■ Task details
Repeat exactly the lines below from the line that contains "Give me the" to the last line, inclusive, without the pictures.

■ Records to use
********************

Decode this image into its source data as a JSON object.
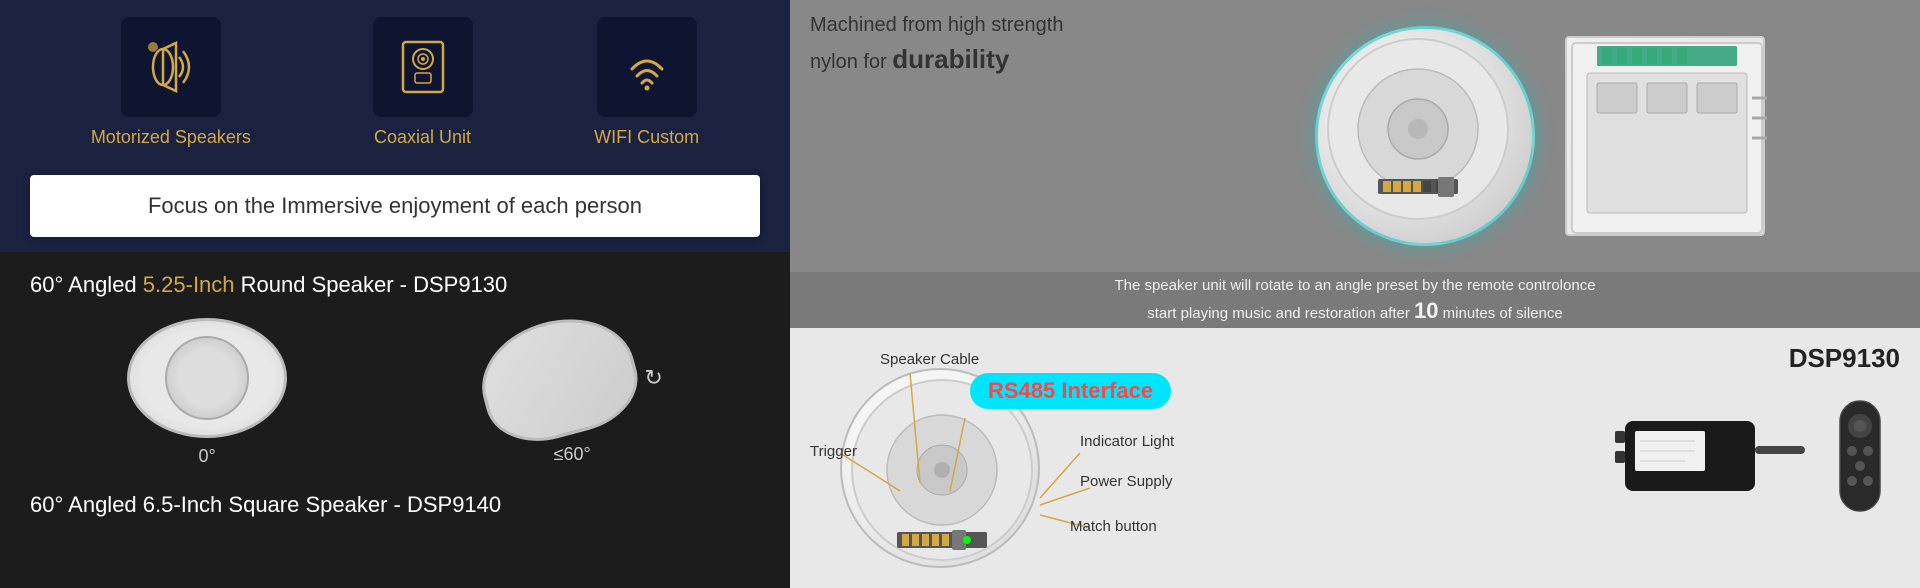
{
  "left_panel": {
    "icons": [
      {
        "id": "motorized-speakers",
        "label": "Motorized Speakers",
        "icon_type": "speaker-wave"
      },
      {
        "id": "coaxial-unit",
        "label": "Coaxial Unit",
        "icon_type": "speaker-box"
      },
      {
        "id": "wifi-custom",
        "label": "WIFI Custom",
        "icon_type": "wifi-signal"
      }
    ],
    "banner_text": "Focus on the Immersive enjoyment of each person",
    "speaker1_title_prefix": "60° Angled ",
    "speaker1_highlight": "5.25-Inch",
    "speaker1_title_suffix": " Round Speaker -  DSP9130",
    "speaker1_angle1": "0°",
    "speaker1_angle2": "≤60°",
    "speaker2_title_prefix": "60° Angled ",
    "speaker2_highlight": "6.5-Inch",
    "speaker2_title_suffix": " Square Speaker -  DSP9140"
  },
  "right_panel": {
    "top_text_line1": "Machined from high strength",
    "top_text_line2": "nylon for ",
    "top_text_bold": "durability",
    "rotate_text1": "The speaker unit will rotate to an angle preset by the remote controlonce",
    "rotate_text2_prefix": "start playing music and restoration after ",
    "rotate_text2_big": "10",
    "rotate_text2_suffix": " minutes of silence",
    "dsp_label": "DSP9130",
    "diagram": {
      "trigger_label": "Trigger",
      "speaker_cable_label": "Speaker Cable",
      "rs485_label": "RS485 Interface",
      "indicator_label": "Indicator Light",
      "power_label": "Power Supply",
      "match_label": "Match button"
    }
  }
}
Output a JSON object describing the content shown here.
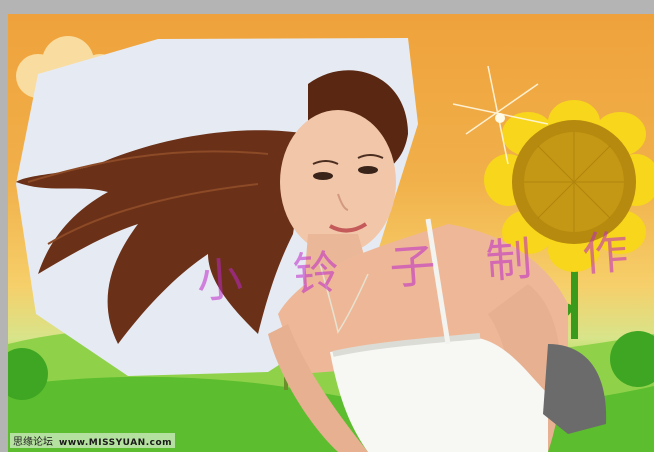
{
  "image": {
    "subject": "woman-with-windblown-hair",
    "background": "cartoon-sunflower-meadow"
  },
  "watermark": {
    "text": "小 铃 子 制 作"
  },
  "credit": {
    "forum": "思缘论坛",
    "site": "www.MISSYUAN.com"
  },
  "colors": {
    "sky": "#efa23c",
    "grass": "#6cc63a",
    "petal": "#f7d61c",
    "flower_center": "#b58a0e",
    "watermark": "#be28c8"
  }
}
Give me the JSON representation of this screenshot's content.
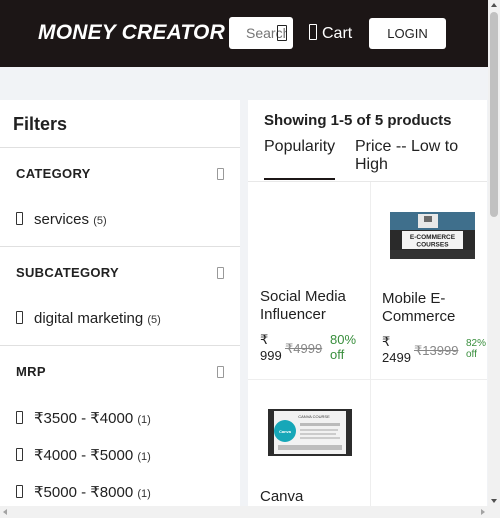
{
  "header": {
    "brand": "MONEY CREATOR",
    "search_placeholder": "Search",
    "cart_label": "Cart",
    "login_label": "LOGIN",
    "search_icon": "search-icon",
    "cart_icon": "cart-icon"
  },
  "filters": {
    "title": "Filters",
    "category": {
      "label": "CATEGORY",
      "options": [
        {
          "label": "services",
          "count": "(5)"
        }
      ]
    },
    "subcategory": {
      "label": "SUBCATEGORY",
      "options": [
        {
          "label": "digital marketing",
          "count": "(5)"
        }
      ]
    },
    "mrp": {
      "label": "MRP",
      "options": [
        {
          "label": "₹3500 - ₹4000",
          "count": "(1)"
        },
        {
          "label": "₹4000 - ₹5000",
          "count": "(1)"
        },
        {
          "label": "₹5000 - ₹8000",
          "count": "(1)"
        }
      ]
    }
  },
  "products": {
    "showing": "Showing 1-5 of 5 products",
    "sort_tabs": [
      "Popularity",
      "Price -- Low to High"
    ],
    "active_sort": "Popularity",
    "items": [
      {
        "name": "Social Media Influencer",
        "price_symbol": "₹",
        "price": "999",
        "mrp": "₹4999",
        "off": "80% off"
      },
      {
        "name": "Mobile E-Commerce",
        "price_symbol": "₹",
        "price": "2499",
        "mrp": "₹13999",
        "off": "82% off",
        "thumb_text": "E-COMMERCE COURSES"
      },
      {
        "name": "Canva",
        "thumb_text": "CANVA COURSE"
      }
    ]
  },
  "colors": {
    "header_bg": "#1c1616",
    "discount_green": "#388e3c",
    "page_bg": "#f1f3f6"
  }
}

********************

■ Exercise output
Give me the JSON representation of this screenshot's content.
{
  "header": {
    "brand": "MONEY CREATOR",
    "search_placeholder": "Search",
    "cart_label": "Cart",
    "login_label": "LOGIN",
    "search_icon": "search-icon",
    "cart_icon": "cart-icon"
  },
  "filters": {
    "title": "Filters",
    "category": {
      "label": "CATEGORY",
      "options": [
        {
          "label": "services",
          "count": "(5)"
        }
      ]
    },
    "subcategory": {
      "label": "SUBCATEGORY",
      "options": [
        {
          "label": "digital marketing",
          "count": "(5)"
        }
      ]
    },
    "mrp": {
      "label": "MRP",
      "options": [
        {
          "label": "₹3500 - ₹4000",
          "count": "(1)"
        },
        {
          "label": "₹4000 - ₹5000",
          "count": "(1)"
        },
        {
          "label": "₹5000 - ₹8000",
          "count": "(1)"
        }
      ]
    }
  },
  "products": {
    "showing": "Showing 1-5 of 5 products",
    "sort_tabs": [
      "Popularity",
      "Price -- Low to High"
    ],
    "active_sort": "Popularity",
    "items": [
      {
        "name": "Social Media Influencer",
        "price_symbol": "₹",
        "price": "999",
        "mrp": "₹4999",
        "off": "80% off"
      },
      {
        "name": "Mobile E-Commerce",
        "price_symbol": "₹",
        "price": "2499",
        "mrp": "₹13999",
        "off": "82% off",
        "thumb_text": "E-COMMERCE COURSES"
      },
      {
        "name": "Canva",
        "thumb_text": "CANVA COURSE"
      }
    ]
  },
  "colors": {
    "header_bg": "#1c1616",
    "discount_green": "#388e3c",
    "page_bg": "#f1f3f6"
  }
}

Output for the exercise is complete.